What the task asks ▸ Can you output the material exactly as written, minus any pictures it holds?

Material ▸
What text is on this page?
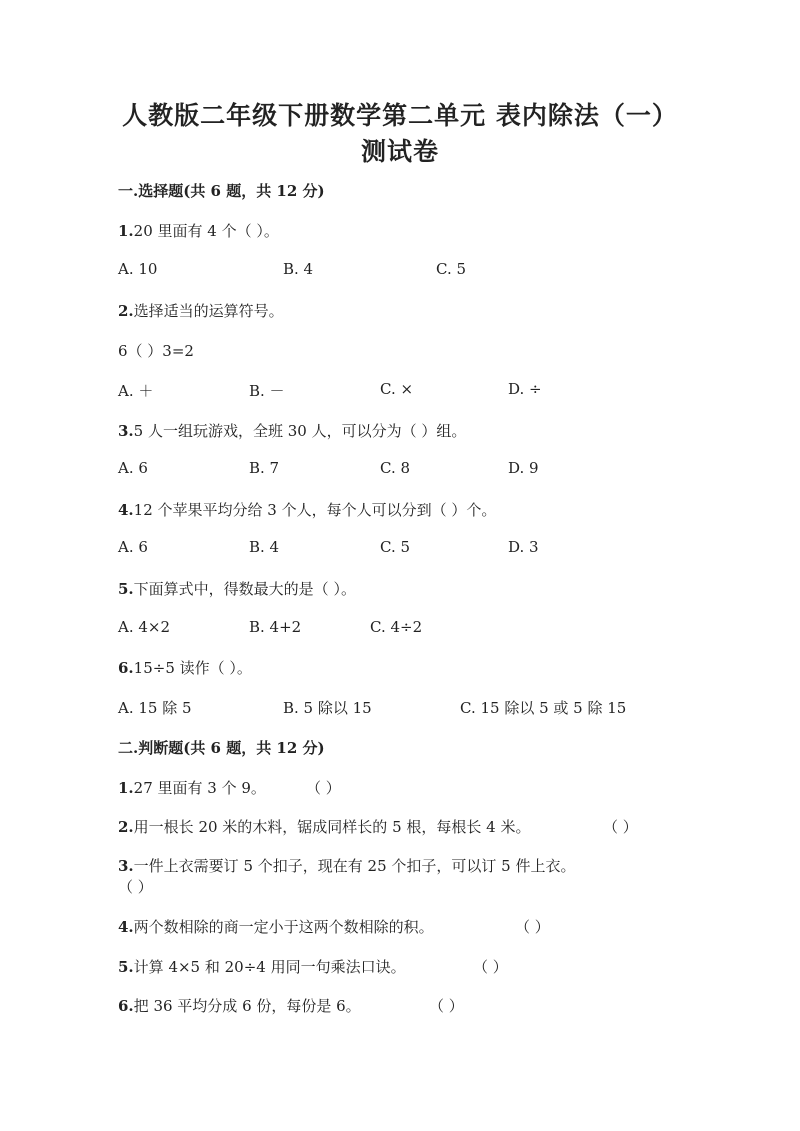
人教版二年级下册数学第二单元 表内除法（一）
测试卷
一.选择题(共 6 题，共 12 分)
1.20 里面有 4 个（ ）。
A. 10	B. 4	C. 5
2.选择适当的运算符号。
6（ ）3=2
A. ＋	B. －	C. ×	D. ÷
3.5 人一组玩游戏，全班 30 人，可以分为（ ）组。
A. 6	B. 7	C. 8	D. 9
4.12 个苹果平均分给 3 个人，每个人可以分到（ ）个。
A. 6	B. 4	C. 5	D. 3
5.下面算式中，得数最大的是（ ）。
A. 4×2	B. 4+2	C. 4÷2
6.15÷5 读作（ ）。
A. 15 除 5	B. 5 除以 15	C. 15 除以 5 或 5 除 15
二.判断题(共 6 题，共 12 分)
1.27 里面有 3 个 9。	（ ）
2.用一根长 20 米的木料，锯成同样长的 5 根，每根长 4 米。	（ ）
3.一件上衣需要订 5 个扣子，现在有 25 个扣子，可以订 5 件上衣。
（ ）
4.两个数相除的商一定小于这两个数相除的积。	（ ）
5.计算 4×5 和 20÷4 用同一句乘法口诀。	（ ）
6.把 36 平均分成 6 份，每份是 6。	（ ）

Correct output ▸
What text is on this page?
人教版二年级下册数学第二单元 表内除法（一）
测试卷
一.选择题(共 6 题，共 12 分)
1.20 里面有 4 个（ ）。
A. 10	B. 4	C. 5
2.选择适当的运算符号。
6（ ）3=2
A. ＋	B. －	C. ×	D. ÷
3.5 人一组玩游戏，全班 30 人，可以分为（ ）组。
A. 6	B. 7	C. 8	D. 9
4.12 个苹果平均分给 3 个人，每个人可以分到（ ）个。
A. 6	B. 4	C. 5	D. 3
5.下面算式中，得数最大的是（ ）。
A. 4×2	B. 4+2	C. 4÷2
6.15÷5 读作（ ）。
A. 15 除 5	B. 5 除以 15	C. 15 除以 5 或 5 除 15
二.判断题(共 6 题，共 12 分)
1.27 里面有 3 个 9。	（ ）
2.用一根长 20 米的木料，锯成同样长的 5 根，每根长 4 米。	（ ）
3.一件上衣需要订 5 个扣子，现在有 25 个扣子，可以订 5 件上衣。
（ ）
4.两个数相除的商一定小于这两个数相除的积。	（ ）
5.计算 4×5 和 20÷4 用同一句乘法口诀。	（ ）
6.把 36 平均分成 6 份，每份是 6。	（ ）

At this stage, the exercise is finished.